● **TEKS BACAAN**:
···
Ketiga: Al-Qur’an bukan “Kitab Pembatal”?

Ulil Abshar Abdalla juga sempat menyinggung bahwa Al-Qur’an bukanlah “Kitab Pembatal”. Benarkah demikian? Dalam sebuah agama, klaim kebenaran (truth claim) merupakan hal yang tidak bisa dihindarkan. Hanya saja, salah satu tindakan yang salah adalah klaim buta (blind claim). Itulah yang tidak dapat diterima.

Klaim-klaim buta yang tidak berdasar merupakan hal yang tidak bisa dibenarkan sama sekali. Pernyataan Ulil bahwa Al-Qur’an bukan ‘Kitab Pembatal’ harus dilihat kembali dengan kritis. Yesus hadir (diutus) ke dunia bukan membawa atau menciptakan hukum baru. Ia hanya melengkapi (menggenapi) hukum Taurat yang dibawa oleh Musa (Matius 5: 17-18). Maka, Injil pada intinya tidak bisa dianggap sebagai penghapus Taurat, meskipun datangnya belakangan. Ia hanya bisa disebut sebagai ‘mushaddiq’ (pembenar). Lain halnya dengan Al-Qur’an, meskipun Al-Qur’an turun bukan sebagai ‘Kitab Pembatal” --namun ia merupakan penghapus beberapa hukum Taurat--, tapi ia (Al-Qur’an) turun sebagai pembenar (mushaddiq) sekaligus muhaimin `alaihi (batu ujian). Hal-hal inilah yang sering luput dari pengamatan kaum liberal seperti Guntur dan Ulil.

Al-Qur’an merupakan filter akidah dan ayat-ayat yang ada dalam kitab yang turun lebih dulu (Taurat dan Injil). Dengan demikian, Al-Qur’an pada intinya merupakan kitab ‘pembatal’, meskipun bukan pembatal seratus persen. Sebut saja cara bertobat. Umat zaman dahulu kalau bertobat harus bunuh diri (Qs. 2: 54), dalam Islam tentu tidak seperti itu, cukup dengan taubat; tidak perlu sampai membunuh diri. Dan yang tidak dihapus itu adalah doktrin monoteisme (Tauhid). Itulah yang disebut dengan same platform (kalimah sawâ’). Meskipun tampaknya hanya Islam (saat ini) yang berpegang teguh pada kalimah sawâ’ ini.
···
● **DATA YANG DISEDIAKAN**:
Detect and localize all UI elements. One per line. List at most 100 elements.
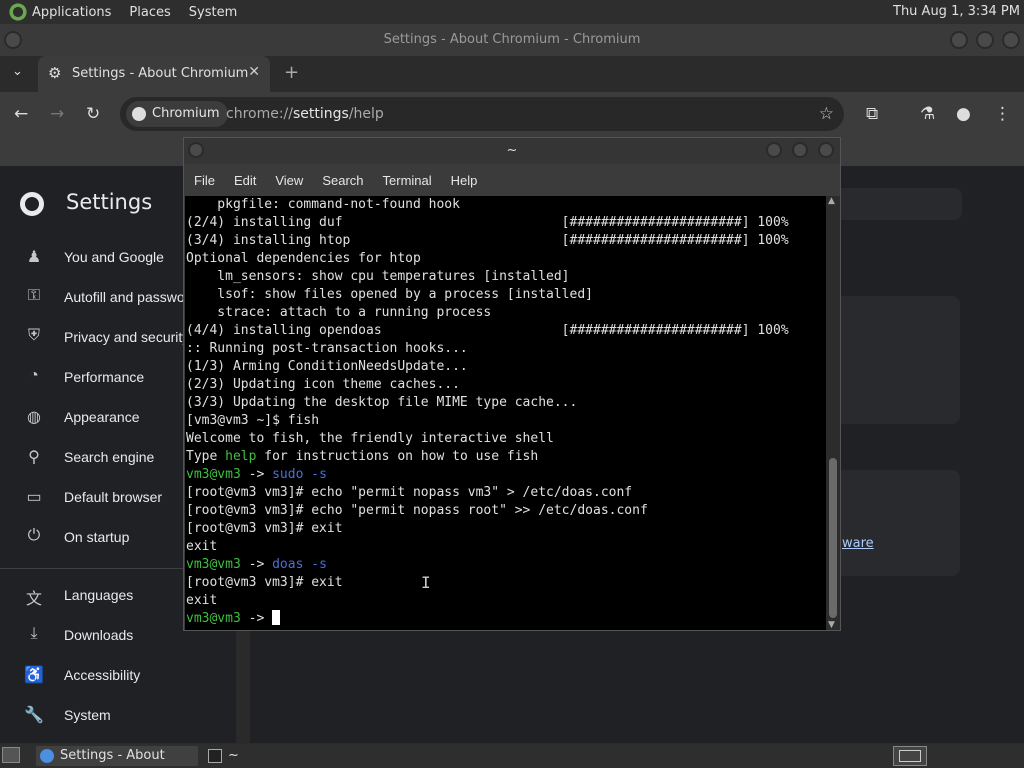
scroll-thumb[interactable]	[829, 458, 837, 618]
term-line: strace: attach to a running process	[186, 305, 492, 320]
menu-terminal[interactable]: Terminal	[383, 173, 432, 188]
menu-edit[interactable]: Edit	[234, 173, 256, 188]
nav-label: Search engine	[64, 449, 155, 465]
term-line: Optional dependencies for htop	[186, 251, 421, 266]
nav-label: You and Google	[64, 249, 164, 265]
terminal-window-menu-button[interactable]	[188, 142, 204, 158]
places-menu[interactable]: Places	[129, 5, 170, 20]
term-line: (1/3) Arming ConditionNeedsUpdate...	[186, 359, 468, 374]
site-chip-label: Chromium	[152, 106, 220, 121]
tab-search-chevron-icon[interactable]: ⌄	[12, 64, 23, 79]
prompt-user: vm3@vm3	[186, 467, 241, 482]
site-chip[interactable]: Chromium	[126, 101, 228, 127]
minimize-button[interactable]	[950, 31, 968, 49]
gear-icon: ⚙	[48, 64, 62, 82]
top-panel: Applications Places System Thu Aug 1, 3:…	[0, 0, 1024, 24]
scroll-up-arrow-icon[interactable]: ▲	[828, 196, 835, 206]
about-card	[820, 296, 960, 424]
term-line: :: Running post-transaction hooks...	[186, 341, 468, 356]
term-line: (4/4) installing opendoas [#############…	[186, 323, 789, 338]
scroll-down-arrow-icon[interactable]: ▼	[828, 620, 835, 630]
tab-title: Settings - About Chromium	[72, 66, 249, 81]
search-icon: ⚲	[28, 449, 40, 466]
back-button[interactable]: ←	[14, 104, 28, 124]
search-settings-box[interactable]	[820, 188, 962, 220]
prompt-user: vm3@vm3	[186, 611, 241, 626]
show-desktop-icon[interactable]	[2, 747, 20, 763]
terminal-close-button[interactable]	[818, 142, 834, 158]
term-line: exit	[186, 593, 218, 608]
menu-search[interactable]: Search	[322, 173, 363, 188]
taskbar-item-chromium[interactable]: Settings - About Ch...	[36, 746, 198, 766]
bookmark-star-icon[interactable]: ☆	[819, 104, 834, 124]
terminal-scrollbar[interactable]: ▲ ▼	[826, 196, 840, 630]
url-text[interactable]: chrome://settings/help	[226, 106, 384, 122]
forward-button[interactable]: →	[50, 104, 64, 124]
accessibility-icon: ♿	[24, 667, 44, 684]
applications-menu[interactable]: Applications	[32, 5, 111, 20]
terminal-menubar: File Edit View Search Terminal Help	[184, 164, 840, 196]
chromium-titlebar[interactable]: Settings - About Chromium - Chromium	[0, 24, 1024, 56]
nav-label: Autofill and passwords	[64, 289, 186, 305]
nav-item-accessibility[interactable]: ♿ Accessibility	[0, 656, 236, 696]
nav-label: Performance	[64, 369, 145, 385]
terminal-output[interactable]: pkgfile: command-not-found hook (2/4) in…	[185, 196, 827, 630]
browser-icon: ▭	[26, 489, 42, 506]
nav-label: System	[64, 707, 111, 723]
menu-view[interactable]: View	[275, 173, 303, 188]
term-line-prompt-active: vm3@vm3 ->	[186, 610, 827, 628]
system-menu[interactable]: System	[189, 5, 237, 20]
term-line: pkgfile: command-not-found hook	[186, 197, 460, 212]
speedometer-icon: ◔	[29, 367, 39, 384]
nav-label: Privacy and security	[64, 329, 186, 345]
terminal-titlebar[interactable]: ~	[184, 138, 840, 164]
prompt-arrow: ->	[240, 557, 273, 572]
profile-avatar-icon[interactable]: ●	[956, 104, 971, 124]
info-card	[820, 470, 960, 576]
url-path: /help	[348, 106, 384, 122]
prompt-user: vm3@vm3	[186, 557, 241, 572]
help-keyword: help	[225, 449, 257, 464]
tab-strip: ⌄ ⚙ Settings - About Chromium ✕ +	[0, 56, 1024, 92]
translate-icon: 文	[25, 591, 42, 608]
nav-label: On startup	[64, 529, 130, 545]
close-tab-icon[interactable]: ✕	[248, 64, 260, 80]
reload-button[interactable]: ↻	[86, 104, 100, 124]
close-button[interactable]	[1002, 31, 1020, 49]
kebab-menu-icon[interactable]: ⋮	[994, 104, 1011, 124]
term-line: [root@vm3 vm3]# exit	[186, 575, 343, 590]
taskbar-item-terminal[interactable]: ~	[204, 746, 370, 766]
prompt-arrow: ->	[240, 611, 273, 626]
nav-label: Downloads	[64, 627, 134, 643]
url-host: settings	[293, 106, 349, 122]
term-line-prompt: vm3@vm3 -> doas -s	[186, 556, 827, 574]
terminal-maximize-button[interactable]	[792, 142, 808, 158]
chromium-icon	[132, 107, 146, 121]
extensions-puzzle-icon[interactable]: ⧉	[866, 104, 878, 124]
shield-icon: ⛨	[27, 327, 40, 344]
term-line: lm_sensors: show cpu temperatures [insta…	[186, 269, 570, 284]
terminal-minimize-button[interactable]	[766, 142, 782, 158]
new-tab-button[interactable]: +	[284, 62, 299, 83]
window-menu-button[interactable]	[4, 31, 22, 49]
ibeam-cursor-icon: I	[421, 573, 431, 592]
labs-flask-icon[interactable]: ⚗	[920, 104, 935, 124]
term-line-prompt: vm3@vm3 -> sudo -s	[186, 466, 827, 484]
menu-file[interactable]: File	[194, 173, 215, 188]
tab-settings[interactable]: ⚙ Settings - About Chromium ✕	[38, 56, 270, 92]
menu-help[interactable]: Help	[451, 173, 478, 188]
workspace-switcher[interactable]	[893, 746, 927, 766]
power-icon: ⏻	[27, 527, 41, 544]
nav-label: Accessibility	[64, 667, 141, 683]
term-line: (2/4) installing duf [##################…	[186, 215, 789, 230]
address-bar[interactable]: Chromium chrome://settings/help ☆	[120, 97, 844, 131]
distro-logo-icon[interactable]	[8, 2, 28, 22]
task-label: Settings - About Ch...	[60, 748, 165, 763]
clock[interactable]: Thu Aug 1, 3:34 PM	[893, 4, 1020, 19]
term-line: (3/3) Updating the desktop file MIME typ…	[186, 395, 578, 410]
url-scheme: chrome://	[226, 106, 293, 122]
nav-item-system[interactable]: 🔧 System	[0, 696, 236, 736]
settings-title: Settings	[66, 190, 153, 214]
window-title: Settings - About Chromium - Chromium	[383, 32, 641, 47]
maximize-button[interactable]	[976, 31, 994, 49]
···
● **TUGAS LATIHAN**:
A – Salin tanpa perubahan bagian teks bacaan dari "Ulil Abshar Abdalla" sampai "tidak dapat diterima.".
B – Dapatkah Anda menyusun entri dari baris yang memuat "458, 837, 618]" sampai baris yang memuat "term-line: (1/3) Arming" sebagai tabel Markdown dengan kolom No dan Isi Baris, tanpa menyertakan baris kosong?

● **KUNCI JAWABAN**:
A –
Ulil Abshar Abdalla juga sempat menyinggung bahwa Al-Qur’an bukanlah “Kitab Pembatal”. Benarkah demikian? Dalam sebuah agama, klaim kebenaran (truth claim) merupakan hal yang tidak bisa dihindarkan. Hanya saja, salah satu tindakan yang salah adalah klaim buta (blind claim). Itulah yang tidak dapat diterima.

B –
| No | Isi Baris |
|---|---|
| 1 | scroll-thumb[interactable]	[829, 458, 837, 618] |
| 2 | term-line: strace: attach to a running process	[186, 305, 492, 320] |
| 3 | menu-terminal[interactable]: Terminal	[383, 173, 432, 188] |
| 4 | menu-edit[interactable]: Edit	[234, 173, 256, 188] |
| 5 | nav-label: Search engine	[64, 449, 155, 465] |
| 6 | term-line: Optional dependencies for htop	[186, 251, 421, 266] |
| 7 | nav-label: You and Google	[64, 249, 164, 265] |
| 8 | terminal-window-menu-button[interactable]	[188, 142, 204, 158] |
| 9 | places-menu[interactable]: Places	[129, 5, 170, 20] |
| 10 | term-line: (1/3) Arming ConditionNeedsUpdate...	[186, 359, 468, 374] |